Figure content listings
════════
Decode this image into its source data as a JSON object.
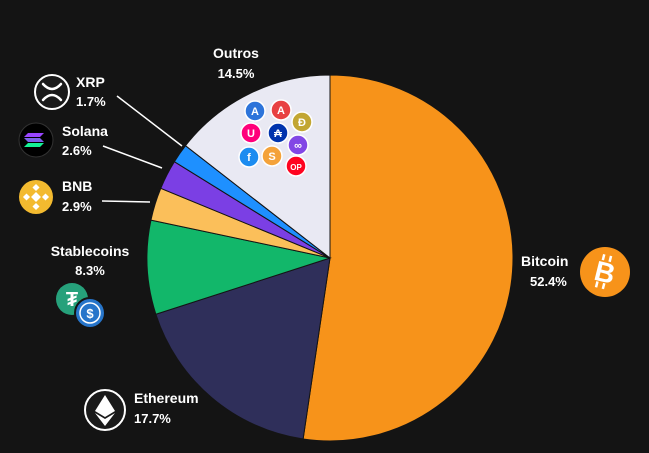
{
  "chart_data": {
    "type": "pie",
    "title": "",
    "slices": [
      {
        "label": "Bitcoin",
        "value": 52.4,
        "value_label": "52.4%",
        "color": "#F7931A",
        "icon": "bitcoin-icon"
      },
      {
        "label": "Ethereum",
        "value": 17.7,
        "value_label": "17.7%",
        "color": "#2F2F5A",
        "icon": "ethereum-icon"
      },
      {
        "label": "Stablecoins",
        "value": 8.3,
        "value_label": "8.3%",
        "color": "#12B76A",
        "icon": "tether-usdc-icon"
      },
      {
        "label": "BNB",
        "value": 2.9,
        "value_label": "2.9%",
        "color": "#FBBF5A",
        "icon": "bnb-icon"
      },
      {
        "label": "Solana",
        "value": 2.6,
        "value_label": "2.6%",
        "color": "#7B3FE4",
        "icon": "solana-icon"
      },
      {
        "label": "XRP",
        "value": 1.7,
        "value_label": "1.7%",
        "color": "#1E90FF",
        "icon": "xrp-icon"
      },
      {
        "label": "Outros",
        "value": 14.5,
        "value_label": "14.5%",
        "color": "#E9E9F3",
        "icon": "altcoins-icon-cluster"
      }
    ],
    "start_direction": "top",
    "direction": "clockwise",
    "legend": "none"
  },
  "altcoin_badges": [
    {
      "icon": "arbitrum-icon",
      "text": "A",
      "color": "#2D74DA"
    },
    {
      "icon": "avalanche-icon",
      "text": "A",
      "color": "#E84142"
    },
    {
      "icon": "uniswap-icon",
      "text": "U",
      "color": "#FF007A"
    },
    {
      "icon": "cardano-icon",
      "text": "₳",
      "color": "#0033AD"
    },
    {
      "icon": "dogecoin-icon",
      "text": "Ð",
      "color": "#C2A633"
    },
    {
      "icon": "polygon-icon",
      "text": "∞",
      "color": "#8247E5"
    },
    {
      "icon": "fetch-ai-icon",
      "text": "f",
      "color": "#1C8CF0"
    },
    {
      "icon": "shiba-inu-icon",
      "text": "S",
      "color": "#F4A23A"
    },
    {
      "icon": "optimism-icon",
      "text": "OP",
      "color": "#FF0420"
    }
  ]
}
════════
What you are asked to do ▸
Leave out all pictures, then copy the remaining material exactly.

The output ▸
Decode this image into its source data as a JSON object.
{
  "chart_data": {
    "type": "pie",
    "title": "",
    "slices": [
      {
        "label": "Bitcoin",
        "value": 52.4,
        "value_label": "52.4%",
        "color": "#F7931A",
        "icon": "bitcoin-icon"
      },
      {
        "label": "Ethereum",
        "value": 17.7,
        "value_label": "17.7%",
        "color": "#2F2F5A",
        "icon": "ethereum-icon"
      },
      {
        "label": "Stablecoins",
        "value": 8.3,
        "value_label": "8.3%",
        "color": "#12B76A",
        "icon": "tether-usdc-icon"
      },
      {
        "label": "BNB",
        "value": 2.9,
        "value_label": "2.9%",
        "color": "#FBBF5A",
        "icon": "bnb-icon"
      },
      {
        "label": "Solana",
        "value": 2.6,
        "value_label": "2.6%",
        "color": "#7B3FE4",
        "icon": "solana-icon"
      },
      {
        "label": "XRP",
        "value": 1.7,
        "value_label": "1.7%",
        "color": "#1E90FF",
        "icon": "xrp-icon"
      },
      {
        "label": "Outros",
        "value": 14.5,
        "value_label": "14.5%",
        "color": "#E9E9F3",
        "icon": "altcoins-icon-cluster"
      }
    ],
    "start_direction": "top",
    "direction": "clockwise",
    "legend": "none"
  },
  "altcoin_badges": [
    {
      "icon": "arbitrum-icon",
      "text": "A",
      "color": "#2D74DA"
    },
    {
      "icon": "avalanche-icon",
      "text": "A",
      "color": "#E84142"
    },
    {
      "icon": "uniswap-icon",
      "text": "U",
      "color": "#FF007A"
    },
    {
      "icon": "cardano-icon",
      "text": "₳",
      "color": "#0033AD"
    },
    {
      "icon": "dogecoin-icon",
      "text": "Ð",
      "color": "#C2A633"
    },
    {
      "icon": "polygon-icon",
      "text": "∞",
      "color": "#8247E5"
    },
    {
      "icon": "fetch-ai-icon",
      "text": "f",
      "color": "#1C8CF0"
    },
    {
      "icon": "shiba-inu-icon",
      "text": "S",
      "color": "#F4A23A"
    },
    {
      "icon": "optimism-icon",
      "text": "OP",
      "color": "#FF0420"
    }
  ]
}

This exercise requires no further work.